**Task input:**
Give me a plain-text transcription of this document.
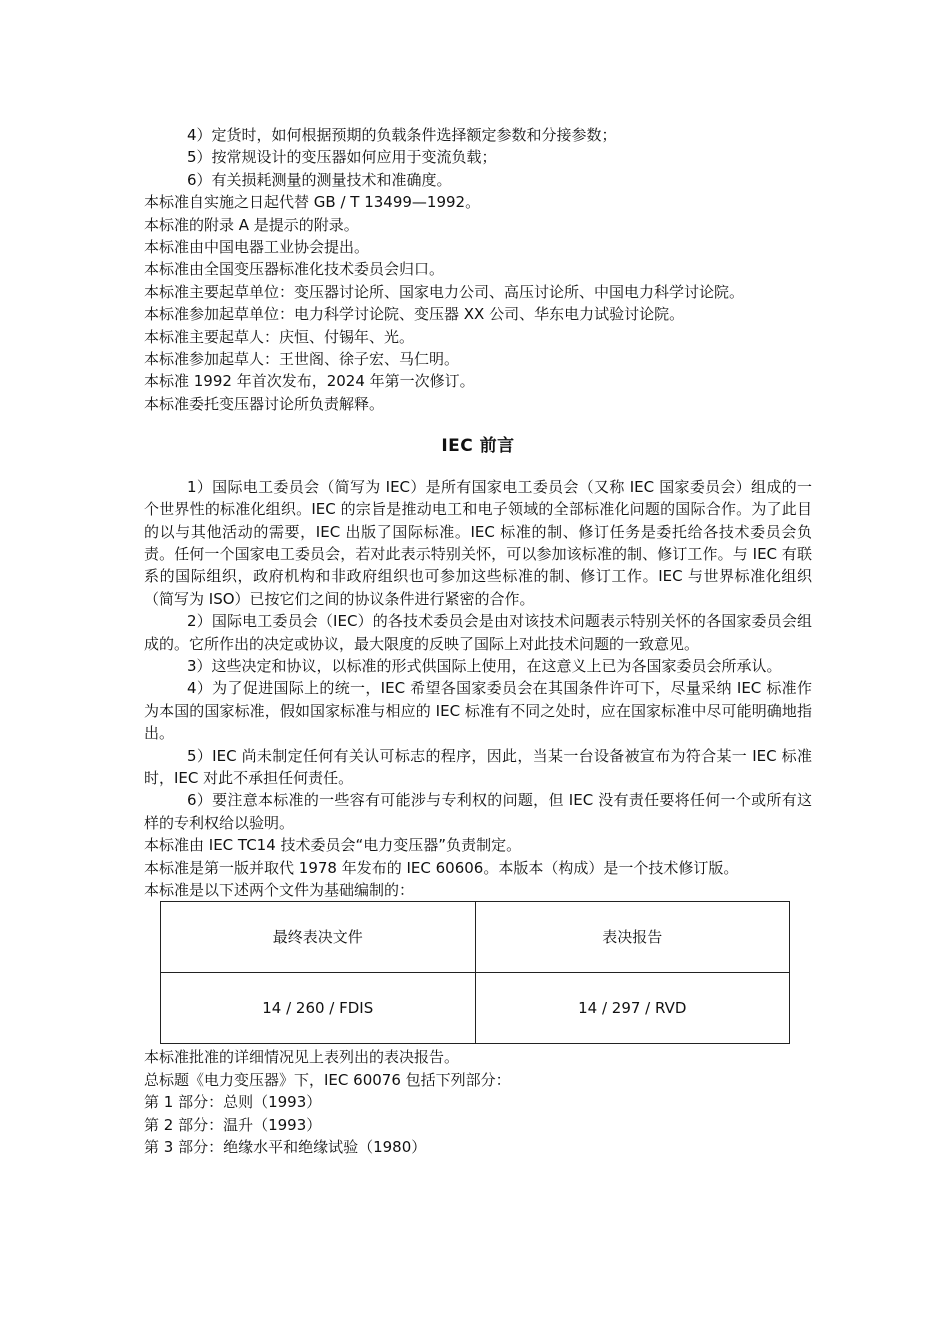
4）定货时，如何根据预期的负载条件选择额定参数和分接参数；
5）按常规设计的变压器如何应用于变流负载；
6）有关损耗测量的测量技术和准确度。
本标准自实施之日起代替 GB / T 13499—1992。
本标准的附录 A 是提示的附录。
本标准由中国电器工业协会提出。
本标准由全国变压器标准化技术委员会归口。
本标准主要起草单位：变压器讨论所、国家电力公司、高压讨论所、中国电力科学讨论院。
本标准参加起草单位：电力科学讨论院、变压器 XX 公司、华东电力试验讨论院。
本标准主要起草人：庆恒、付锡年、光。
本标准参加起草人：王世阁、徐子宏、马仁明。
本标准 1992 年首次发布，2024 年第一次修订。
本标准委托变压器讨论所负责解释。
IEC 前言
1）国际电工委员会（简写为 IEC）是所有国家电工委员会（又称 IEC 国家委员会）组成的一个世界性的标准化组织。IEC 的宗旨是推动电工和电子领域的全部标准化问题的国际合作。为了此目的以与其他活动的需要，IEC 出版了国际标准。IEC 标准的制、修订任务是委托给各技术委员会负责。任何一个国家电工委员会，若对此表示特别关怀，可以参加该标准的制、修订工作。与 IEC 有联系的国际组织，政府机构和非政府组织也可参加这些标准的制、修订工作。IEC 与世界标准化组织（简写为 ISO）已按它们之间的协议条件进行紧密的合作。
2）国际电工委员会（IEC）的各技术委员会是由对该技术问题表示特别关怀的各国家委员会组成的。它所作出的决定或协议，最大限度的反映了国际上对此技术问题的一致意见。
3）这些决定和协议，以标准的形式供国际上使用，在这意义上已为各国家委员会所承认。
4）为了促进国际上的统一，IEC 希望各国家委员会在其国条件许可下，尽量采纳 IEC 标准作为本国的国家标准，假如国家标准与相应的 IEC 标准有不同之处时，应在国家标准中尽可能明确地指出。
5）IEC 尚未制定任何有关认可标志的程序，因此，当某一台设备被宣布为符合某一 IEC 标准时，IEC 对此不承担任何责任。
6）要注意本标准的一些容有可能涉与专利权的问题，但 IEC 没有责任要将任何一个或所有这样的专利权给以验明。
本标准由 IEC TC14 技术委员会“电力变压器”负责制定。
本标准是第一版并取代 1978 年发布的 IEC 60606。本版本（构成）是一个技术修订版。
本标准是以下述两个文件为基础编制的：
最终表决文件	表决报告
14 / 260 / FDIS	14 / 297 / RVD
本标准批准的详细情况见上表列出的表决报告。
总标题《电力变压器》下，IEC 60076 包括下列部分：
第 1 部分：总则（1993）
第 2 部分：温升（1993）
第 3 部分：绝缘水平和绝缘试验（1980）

**Given problem:**
The records above need to be restated word for word, with the pictures left out.

**Right answer:**
Give me a plain-text transcription of this document.
4）定货时，如何根据预期的负载条件选择额定参数和分接参数；
5）按常规设计的变压器如何应用于变流负载；
6）有关损耗测量的测量技术和准确度。
本标准自实施之日起代替 GB / T 13499—1992。
本标准的附录 A 是提示的附录。
本标准由中国电器工业协会提出。
本标准由全国变压器标准化技术委员会归口。
本标准主要起草单位：变压器讨论所、国家电力公司、高压讨论所、中国电力科学讨论院。
本标准参加起草单位：电力科学讨论院、变压器 XX 公司、华东电力试验讨论院。
本标准主要起草人：庆恒、付锡年、光。
本标准参加起草人：王世阁、徐子宏、马仁明。
本标准 1992 年首次发布，2024 年第一次修订。
本标准委托变压器讨论所负责解释。
IEC 前言
1）国际电工委员会（简写为 IEC）是所有国家电工委员会（又称 IEC 国家委员会）组成的一个世界性的标准化组织。IEC 的宗旨是推动电工和电子领域的全部标准化问题的国际合作。为了此目的以与其他活动的需要，IEC 出版了国际标准。IEC 标准的制、修订任务是委托给各技术委员会负责。任何一个国家电工委员会，若对此表示特别关怀，可以参加该标准的制、修订工作。与 IEC 有联系的国际组织，政府机构和非政府组织也可参加这些标准的制、修订工作。IEC 与世界标准化组织（简写为 ISO）已按它们之间的协议条件进行紧密的合作。
2）国际电工委员会（IEC）的各技术委员会是由对该技术问题表示特别关怀的各国家委员会组成的。它所作出的决定或协议，最大限度的反映了国际上对此技术问题的一致意见。
3）这些决定和协议，以标准的形式供国际上使用，在这意义上已为各国家委员会所承认。
4）为了促进国际上的统一，IEC 希望各国家委员会在其国条件许可下，尽量采纳 IEC 标准作为本国的国家标准，假如国家标准与相应的 IEC 标准有不同之处时，应在国家标准中尽可能明确地指出。
5）IEC 尚未制定任何有关认可标志的程序，因此，当某一台设备被宣布为符合某一 IEC 标准时，IEC 对此不承担任何责任。
6）要注意本标准的一些容有可能涉与专利权的问题，但 IEC 没有责任要将任何一个或所有这样的专利权给以验明。
本标准由 IEC TC14 技术委员会“电力变压器”负责制定。
本标准是第一版并取代 1978 年发布的 IEC 60606。本版本（构成）是一个技术修订版。
本标准是以下述两个文件为基础编制的：
最终表决文件	表决报告
14 / 260 / FDIS	14 / 297 / RVD
本标准批准的详细情况见上表列出的表决报告。
总标题《电力变压器》下，IEC 60076 包括下列部分：
第 1 部分：总则（1993）
第 2 部分：温升（1993）
第 3 部分：绝缘水平和绝缘试验（1980）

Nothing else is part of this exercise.